__Dataset content__:
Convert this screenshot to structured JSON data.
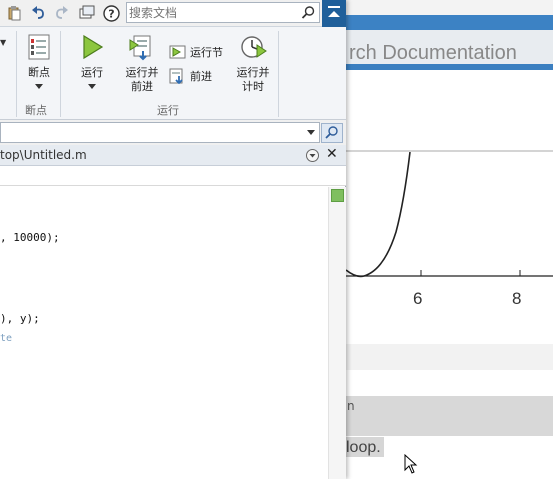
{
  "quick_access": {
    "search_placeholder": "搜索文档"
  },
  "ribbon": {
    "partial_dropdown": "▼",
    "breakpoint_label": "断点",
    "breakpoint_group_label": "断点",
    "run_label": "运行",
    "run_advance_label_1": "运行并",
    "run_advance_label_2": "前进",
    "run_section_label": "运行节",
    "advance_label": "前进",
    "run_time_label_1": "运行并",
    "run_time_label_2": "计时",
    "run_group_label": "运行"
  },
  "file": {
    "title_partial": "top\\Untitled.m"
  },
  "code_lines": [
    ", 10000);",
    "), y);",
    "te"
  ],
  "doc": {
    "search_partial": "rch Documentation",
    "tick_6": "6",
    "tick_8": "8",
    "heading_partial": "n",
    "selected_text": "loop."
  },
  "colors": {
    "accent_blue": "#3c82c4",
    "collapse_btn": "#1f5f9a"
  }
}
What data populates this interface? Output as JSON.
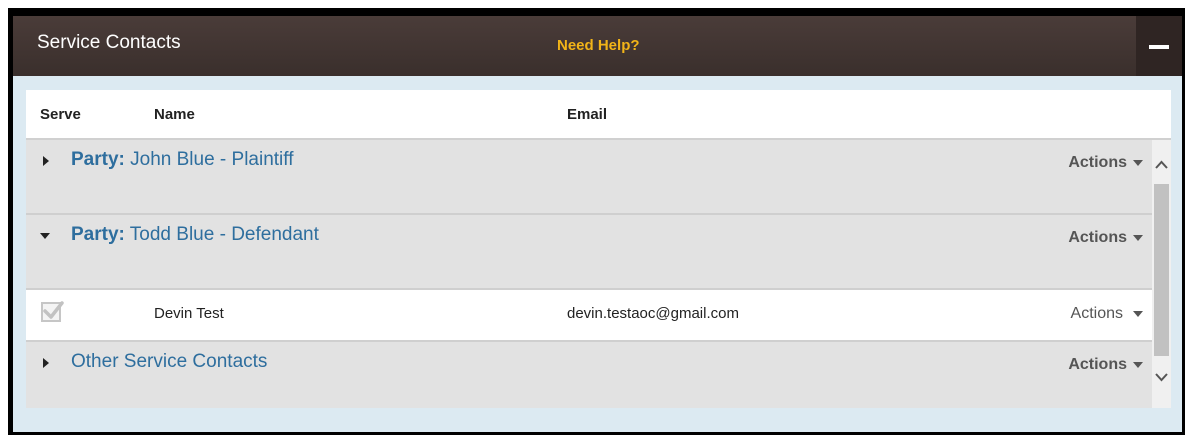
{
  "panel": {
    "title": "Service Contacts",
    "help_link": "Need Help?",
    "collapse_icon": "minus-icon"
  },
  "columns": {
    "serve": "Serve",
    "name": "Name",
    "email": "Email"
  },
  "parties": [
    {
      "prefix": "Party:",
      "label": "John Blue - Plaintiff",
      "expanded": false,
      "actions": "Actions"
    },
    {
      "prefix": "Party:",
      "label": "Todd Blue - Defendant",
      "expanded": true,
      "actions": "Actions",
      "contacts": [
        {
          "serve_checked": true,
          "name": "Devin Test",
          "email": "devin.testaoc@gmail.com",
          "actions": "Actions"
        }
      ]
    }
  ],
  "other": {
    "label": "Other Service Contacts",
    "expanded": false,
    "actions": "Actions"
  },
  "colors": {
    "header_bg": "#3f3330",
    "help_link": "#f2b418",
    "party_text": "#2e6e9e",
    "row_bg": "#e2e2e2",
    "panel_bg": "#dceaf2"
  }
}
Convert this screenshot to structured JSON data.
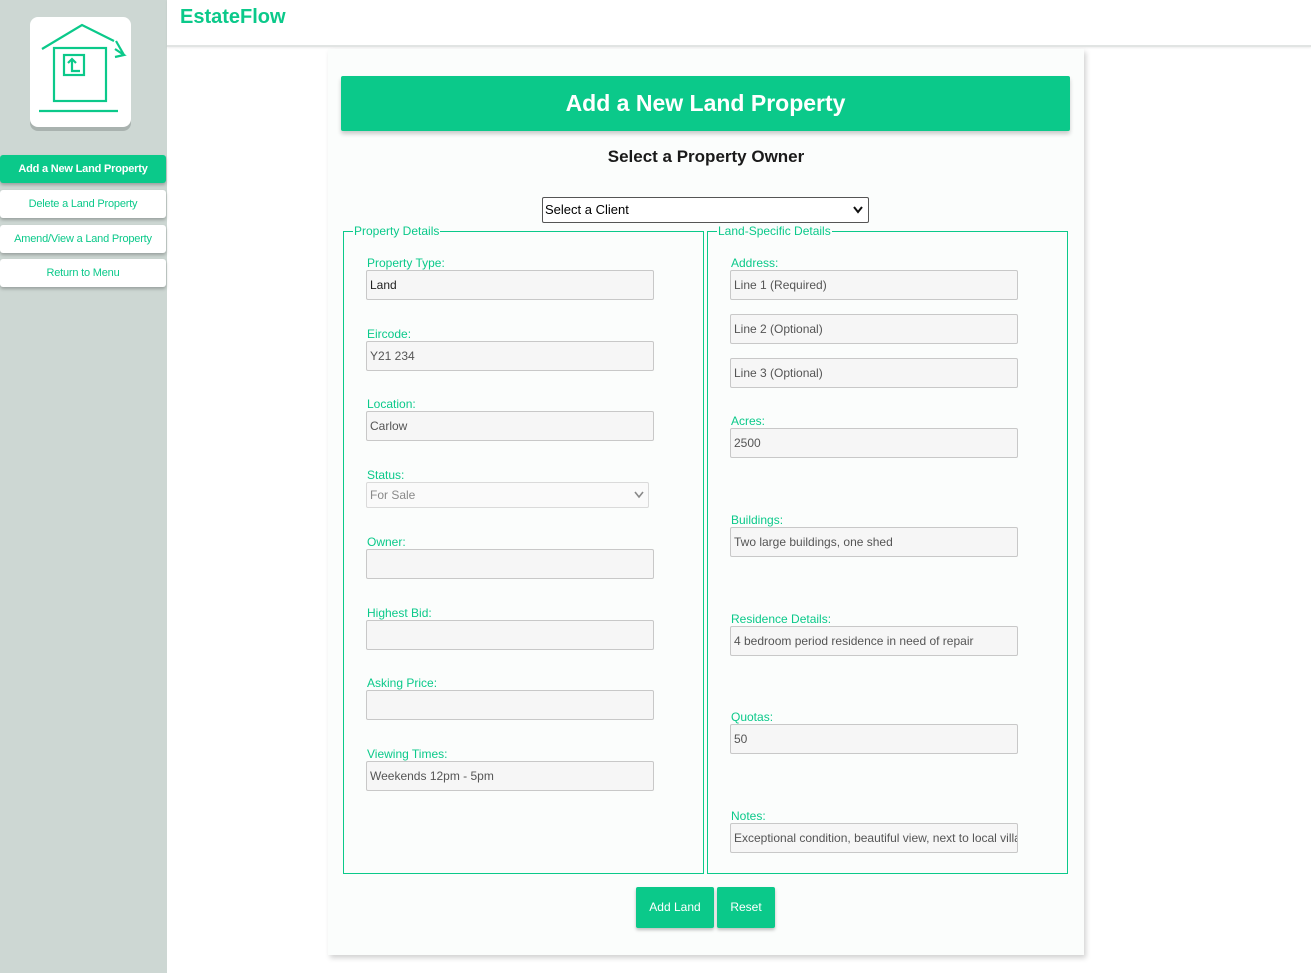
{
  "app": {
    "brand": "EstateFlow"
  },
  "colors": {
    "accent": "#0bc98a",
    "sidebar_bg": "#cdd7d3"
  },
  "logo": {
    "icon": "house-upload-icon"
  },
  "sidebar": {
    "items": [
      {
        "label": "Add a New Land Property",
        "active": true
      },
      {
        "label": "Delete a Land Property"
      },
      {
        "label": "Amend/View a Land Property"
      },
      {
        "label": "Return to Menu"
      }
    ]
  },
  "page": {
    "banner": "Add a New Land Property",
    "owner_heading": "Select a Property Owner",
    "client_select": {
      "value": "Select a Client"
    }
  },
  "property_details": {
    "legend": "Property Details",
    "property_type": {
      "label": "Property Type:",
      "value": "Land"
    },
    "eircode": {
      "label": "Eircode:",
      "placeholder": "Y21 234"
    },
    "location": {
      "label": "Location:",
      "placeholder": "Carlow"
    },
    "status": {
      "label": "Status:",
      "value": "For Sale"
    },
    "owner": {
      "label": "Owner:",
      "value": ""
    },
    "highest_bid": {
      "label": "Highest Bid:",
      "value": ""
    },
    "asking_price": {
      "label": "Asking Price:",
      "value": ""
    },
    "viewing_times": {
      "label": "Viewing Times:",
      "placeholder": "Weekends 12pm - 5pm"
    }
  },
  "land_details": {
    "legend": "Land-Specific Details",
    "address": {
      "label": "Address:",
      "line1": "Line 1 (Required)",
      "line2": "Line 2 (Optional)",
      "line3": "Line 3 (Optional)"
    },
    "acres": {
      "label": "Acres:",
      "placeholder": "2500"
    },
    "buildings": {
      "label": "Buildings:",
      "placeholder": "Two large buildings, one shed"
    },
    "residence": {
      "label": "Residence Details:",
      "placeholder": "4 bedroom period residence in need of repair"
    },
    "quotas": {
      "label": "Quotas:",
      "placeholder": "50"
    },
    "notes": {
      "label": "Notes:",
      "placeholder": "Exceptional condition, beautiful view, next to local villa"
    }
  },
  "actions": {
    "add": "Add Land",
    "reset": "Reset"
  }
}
...
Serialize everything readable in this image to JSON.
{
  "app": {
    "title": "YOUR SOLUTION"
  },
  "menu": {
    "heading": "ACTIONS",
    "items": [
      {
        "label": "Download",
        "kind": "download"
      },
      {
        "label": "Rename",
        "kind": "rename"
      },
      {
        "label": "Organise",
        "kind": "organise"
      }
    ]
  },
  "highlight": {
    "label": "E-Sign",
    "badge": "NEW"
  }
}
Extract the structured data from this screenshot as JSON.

__Given exercise__:
Your task is to output exactly the lines from the one with "Serialize everything readable" through the one with "Extract the structured", counting both ends.

__Answer for the task__:
Serialize everything readable in this image to JSON.
{
  "app": {
    "title": "YOUR SOLUTION"
  },
  "menu": {
    "heading": "ACTIONS",
    "items": [
      {
        "label": "Download",
        "kind": "download"
      },
      {
        "label": "Rename",
        "kind": "rename"
      },
      {
        "label": "Organise",
        "kind": "organise"
      }
    ]
  },
  "highlight": {
    "label": "E-Sign",
    "badge": "NEW"
  }
}
Extract the structured data from this screenshot as JSON.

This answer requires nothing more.